[What is needed] Your task is to print the material below exactly as presented.

····················

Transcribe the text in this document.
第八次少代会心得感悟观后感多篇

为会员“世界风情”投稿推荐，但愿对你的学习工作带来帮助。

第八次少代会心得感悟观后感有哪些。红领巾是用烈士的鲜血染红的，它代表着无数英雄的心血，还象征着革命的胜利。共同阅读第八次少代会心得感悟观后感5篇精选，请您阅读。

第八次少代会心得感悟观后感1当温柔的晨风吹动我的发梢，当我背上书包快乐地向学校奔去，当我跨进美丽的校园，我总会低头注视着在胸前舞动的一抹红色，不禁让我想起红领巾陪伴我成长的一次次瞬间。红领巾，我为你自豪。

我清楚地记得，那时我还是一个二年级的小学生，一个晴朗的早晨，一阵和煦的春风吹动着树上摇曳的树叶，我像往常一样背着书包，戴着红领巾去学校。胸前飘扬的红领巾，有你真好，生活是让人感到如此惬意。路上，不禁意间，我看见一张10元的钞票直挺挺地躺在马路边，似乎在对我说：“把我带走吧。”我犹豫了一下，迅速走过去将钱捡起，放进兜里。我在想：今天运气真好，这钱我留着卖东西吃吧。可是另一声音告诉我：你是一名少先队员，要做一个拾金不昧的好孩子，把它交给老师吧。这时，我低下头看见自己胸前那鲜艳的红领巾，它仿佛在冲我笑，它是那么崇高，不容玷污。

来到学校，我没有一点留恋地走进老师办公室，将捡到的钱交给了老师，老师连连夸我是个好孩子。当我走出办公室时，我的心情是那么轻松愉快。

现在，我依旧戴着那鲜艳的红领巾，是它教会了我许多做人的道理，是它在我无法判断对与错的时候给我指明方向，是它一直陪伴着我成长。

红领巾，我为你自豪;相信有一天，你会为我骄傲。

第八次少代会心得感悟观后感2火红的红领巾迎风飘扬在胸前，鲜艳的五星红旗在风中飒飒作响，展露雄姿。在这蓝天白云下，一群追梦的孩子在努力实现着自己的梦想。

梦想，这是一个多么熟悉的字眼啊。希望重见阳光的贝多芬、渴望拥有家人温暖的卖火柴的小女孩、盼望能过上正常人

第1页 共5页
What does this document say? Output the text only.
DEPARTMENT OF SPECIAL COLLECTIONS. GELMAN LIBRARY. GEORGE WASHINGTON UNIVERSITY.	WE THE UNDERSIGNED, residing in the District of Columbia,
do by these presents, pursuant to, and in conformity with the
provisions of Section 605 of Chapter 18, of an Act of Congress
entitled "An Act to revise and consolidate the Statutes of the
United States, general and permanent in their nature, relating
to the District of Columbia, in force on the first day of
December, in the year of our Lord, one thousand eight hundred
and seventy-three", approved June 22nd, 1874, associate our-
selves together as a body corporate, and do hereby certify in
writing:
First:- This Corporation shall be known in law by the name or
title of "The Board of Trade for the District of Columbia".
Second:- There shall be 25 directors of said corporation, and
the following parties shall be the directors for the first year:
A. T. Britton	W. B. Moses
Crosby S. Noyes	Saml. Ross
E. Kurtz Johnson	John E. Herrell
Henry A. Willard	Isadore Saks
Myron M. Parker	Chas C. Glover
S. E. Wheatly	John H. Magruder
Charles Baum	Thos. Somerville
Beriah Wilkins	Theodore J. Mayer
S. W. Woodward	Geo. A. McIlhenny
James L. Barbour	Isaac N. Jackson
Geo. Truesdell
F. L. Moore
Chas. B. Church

····················

[Written answer]
Transcribe the text in this document.
第八次少代会心得感悟观后感多篇

为会员“世界风情”投稿推荐，但愿对你的学习工作带来帮助。

第八次少代会心得感悟观后感有哪些。红领巾是用烈士的鲜血染红的，它代表着无数英雄的心血，还象征着革命的胜利。共同阅读第八次少代会心得感悟观后感5篇精选，请您阅读。

第八次少代会心得感悟观后感1当温柔的晨风吹动我的发梢，当我背上书包快乐地向学校奔去，当我跨进美丽的校园，我总会低头注视着在胸前舞动的一抹红色，不禁让我想起红领巾陪伴我成长的一次次瞬间。红领巾，我为你自豪。

我清楚地记得，那时我还是一个二年级的小学生，一个晴朗的早晨，一阵和煦的春风吹动着树上摇曳的树叶，我像往常一样背着书包，戴着红领巾去学校。胸前飘扬的红领巾，有你真好，生活是让人感到如此惬意。路上，不禁意间，我看见一张10元的钞票直挺挺地躺在马路边，似乎在对我说：“把我带走吧。”我犹豫了一下，迅速走过去将钱捡起，放进兜里。我在想：今天运气真好，这钱我留着卖东西吃吧。可是另一声音告诉我：你是一名少先队员，要做一个拾金不昧的好孩子，把它交给老师吧。这时，我低下头看见自己胸前那鲜艳的红领巾，它仿佛在冲我笑，它是那么崇高，不容玷污。

来到学校，我没有一点留恋地走进老师办公室，将捡到的钱交给了老师，老师连连夸我是个好孩子。当我走出办公室时，我的心情是那么轻松愉快。

现在，我依旧戴着那鲜艳的红领巾，是它教会了我许多做人的道理，是它在我无法判断对与错的时候给我指明方向，是它一直陪伴着我成长。

红领巾，我为你自豪;相信有一天，你会为我骄傲。

第八次少代会心得感悟观后感2火红的红领巾迎风飘扬在胸前，鲜艳的五星红旗在风中飒飒作响，展露雄姿。在这蓝天白云下，一群追梦的孩子在努力实现着自己的梦想。

梦想，这是一个多么熟悉的字眼啊。希望重见阳光的贝多芬、渴望拥有家人温暖的卖火柴的小女孩、盼望能过上正常人

第1页 共5页
What does this document say? Output the text only.
DEPARTMENT OF SPECIAL COLLECTIONS. GELMAN LIBRARY. GEORGE WASHINGTON UNIVERSITY.	WE THE UNDERSIGNED, residing in the District of Columbia,
do by these presents, pursuant to, and in conformity with the
provisions of Section 605 of Chapter 18, of an Act of Congress
entitled "An Act to revise and consolidate the Statutes of the
United States, general and permanent in their nature, relating
to the District of Columbia, in force on the first day of
December, in the year of our Lord, one thousand eight hundred
and seventy-three", approved June 22nd, 1874, associate our-
selves together as a body corporate, and do hereby certify in
writing:
First:- This Corporation shall be known in law by the name or
title of "The Board of Trade for the District of Columbia".
Second:- There shall be 25 directors of said corporation, and
the following parties shall be the directors for the first year:
A. T. Britton	W. B. Moses
Crosby S. Noyes	Saml. Ross
E. Kurtz Johnson	John E. Herrell
Henry A. Willard	Isadore Saks
Myron M. Parker	Chas C. Glover
S. E. Wheatly	John H. Magruder
Charles Baum	Thos. Somerville
Beriah Wilkins	Theodore J. Mayer
S. W. Woodward	Geo. A. McIlhenny
James L. Barbour	Isaac N. Jackson
Geo. Truesdell
F. L. Moore
Chas. B. Church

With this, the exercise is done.